### AANGELEVERDE TEKST:
Vrouwlief pleegt jarig te zijn in de dagen dat doorgaans de Europese voetbalfinales worden gespeeld. Nu was dat een groot aantal jaren lang niet echt ter zake doende voor de gemiddelde Ajaxfan. Ooit, lang geleden, was er een tijd dat dit anders was. En uitgerekend dit jaar, nu we het feit herdenken dat het 25 jaar geleden is dat we zo’n finale speelden, lijkt het er sterk op dat we dat opnieuw gaan doen. Op 24 mei, in Stockholm. Op de verjaardag van mijn lief.
1995 is een memorabel jaar. Niet alleen omdat Ajax de Champions League won, maar ook omdat die zomer onze zoon werd geboren. Ook dat jaar vond de finale plaats op 24 mei. Vieren deden we haar verjaardag een dag later, op Hemelvaart. Iedereen vrij, dachten we, lekker makkelijk. We wisten toen nog niet dat Ajax de finale zou winnen. Of dat op die dag de huldiging op het Museumplein zou zijn.

### AANGELEVERD MATERIAAL:
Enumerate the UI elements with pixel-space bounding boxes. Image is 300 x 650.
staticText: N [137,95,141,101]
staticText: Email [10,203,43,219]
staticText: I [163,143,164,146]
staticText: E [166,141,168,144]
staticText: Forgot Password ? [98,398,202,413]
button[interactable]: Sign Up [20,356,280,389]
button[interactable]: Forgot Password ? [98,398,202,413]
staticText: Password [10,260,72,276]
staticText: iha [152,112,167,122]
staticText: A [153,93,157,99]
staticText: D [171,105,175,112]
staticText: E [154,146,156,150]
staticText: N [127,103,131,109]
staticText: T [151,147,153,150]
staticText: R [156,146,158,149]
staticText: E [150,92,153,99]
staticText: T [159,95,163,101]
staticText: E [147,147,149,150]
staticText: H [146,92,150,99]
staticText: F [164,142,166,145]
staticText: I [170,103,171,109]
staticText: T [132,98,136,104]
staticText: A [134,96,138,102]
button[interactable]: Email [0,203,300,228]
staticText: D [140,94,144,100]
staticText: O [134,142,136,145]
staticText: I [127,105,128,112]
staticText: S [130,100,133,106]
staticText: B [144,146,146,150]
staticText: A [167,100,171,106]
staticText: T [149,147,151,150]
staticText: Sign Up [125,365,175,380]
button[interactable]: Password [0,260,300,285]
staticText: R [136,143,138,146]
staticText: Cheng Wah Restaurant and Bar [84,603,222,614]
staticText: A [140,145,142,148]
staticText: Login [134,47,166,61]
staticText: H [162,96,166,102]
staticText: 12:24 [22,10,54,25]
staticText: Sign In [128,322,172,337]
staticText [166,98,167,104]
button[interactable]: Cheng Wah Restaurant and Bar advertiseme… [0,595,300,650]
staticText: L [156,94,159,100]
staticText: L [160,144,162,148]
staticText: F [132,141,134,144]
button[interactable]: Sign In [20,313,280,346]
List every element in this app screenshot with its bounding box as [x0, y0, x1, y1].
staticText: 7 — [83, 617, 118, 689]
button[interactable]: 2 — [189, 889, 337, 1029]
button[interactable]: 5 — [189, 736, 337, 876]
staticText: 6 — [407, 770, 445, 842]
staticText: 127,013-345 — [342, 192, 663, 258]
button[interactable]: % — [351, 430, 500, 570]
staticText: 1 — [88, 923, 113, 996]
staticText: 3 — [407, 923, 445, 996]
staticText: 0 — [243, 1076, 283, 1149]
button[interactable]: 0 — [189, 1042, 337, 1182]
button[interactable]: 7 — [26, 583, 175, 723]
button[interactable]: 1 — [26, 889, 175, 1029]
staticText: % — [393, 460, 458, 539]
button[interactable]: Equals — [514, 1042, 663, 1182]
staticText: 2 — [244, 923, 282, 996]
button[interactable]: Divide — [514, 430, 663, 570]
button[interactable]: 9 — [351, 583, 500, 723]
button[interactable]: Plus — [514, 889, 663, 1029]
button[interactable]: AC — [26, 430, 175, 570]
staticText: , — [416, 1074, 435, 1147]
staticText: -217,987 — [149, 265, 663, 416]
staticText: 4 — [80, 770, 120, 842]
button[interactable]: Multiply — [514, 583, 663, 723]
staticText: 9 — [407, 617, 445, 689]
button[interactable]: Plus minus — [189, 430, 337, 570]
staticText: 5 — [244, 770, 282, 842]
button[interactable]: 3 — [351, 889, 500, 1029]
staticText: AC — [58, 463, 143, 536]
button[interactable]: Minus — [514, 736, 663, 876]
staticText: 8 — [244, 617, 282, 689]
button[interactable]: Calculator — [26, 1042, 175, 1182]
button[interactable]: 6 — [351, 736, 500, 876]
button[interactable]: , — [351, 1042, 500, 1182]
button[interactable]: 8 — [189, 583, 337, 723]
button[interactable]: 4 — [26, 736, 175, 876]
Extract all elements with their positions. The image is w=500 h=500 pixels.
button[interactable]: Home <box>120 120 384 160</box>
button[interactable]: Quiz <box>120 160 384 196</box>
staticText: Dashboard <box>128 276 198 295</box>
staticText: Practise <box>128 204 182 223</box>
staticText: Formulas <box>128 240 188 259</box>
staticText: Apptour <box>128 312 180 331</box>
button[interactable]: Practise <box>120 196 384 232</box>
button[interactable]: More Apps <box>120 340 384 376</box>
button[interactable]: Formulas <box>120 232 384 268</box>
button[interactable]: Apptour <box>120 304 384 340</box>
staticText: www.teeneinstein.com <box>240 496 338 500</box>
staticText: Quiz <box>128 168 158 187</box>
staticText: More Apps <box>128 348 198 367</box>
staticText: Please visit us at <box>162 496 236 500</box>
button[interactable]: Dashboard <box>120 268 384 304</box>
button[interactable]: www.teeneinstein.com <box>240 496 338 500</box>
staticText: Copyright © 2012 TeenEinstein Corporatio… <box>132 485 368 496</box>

### UIT TE VOEREN:
a - Noem alle gebeurtenissen die de tekst over Ajax in het jaar 1995 plaatst.
b - Schrijf de tekst over Ajax verder, te beginnen na de laatste zin.

### ANTWOORDEN PER OPDRACHT:
a -
- Ajax won de Champions League.
- Die zomer werd de zoon geboren.
- De finale vond plaats op 24 mei.
- De verjaardag werd een dag later gevierd, op Hemelvaart.
- Op die dag was de huldiging op het Museumplein.

b -
We woonden in die tijd in de Johannes Verhulsstraat, in Amsterdam-Zuid. Het was een zomerse dag en met de visite volgden we op tv de aankomst van Ajax op Schiphol, de beelden van het Museumplein en de bustocht van de spelers van de luchthaven naar het plein. De route van de bus ging door de De Lairessestraat, bij ons om de hoek. Ik kan mij niet meer goed herinneren hoe het kwam of wie de aanstichter was, maar op een gegeven moment spoedde een aantal van ons, aangestoken door de koorts die al vierentwintig uur door de hoofdstad rondwaarde, zich naar buiten naar de De Lairessestraat. Mijn vrouw, hoogzwanger, mijn nichtje – wie waren het nog meer? Ik was er in ieder geval niet bij. Uit beleefdheid bleef ik in onze huiskamer, bij de overige gasten, en volgde de beelden op tv.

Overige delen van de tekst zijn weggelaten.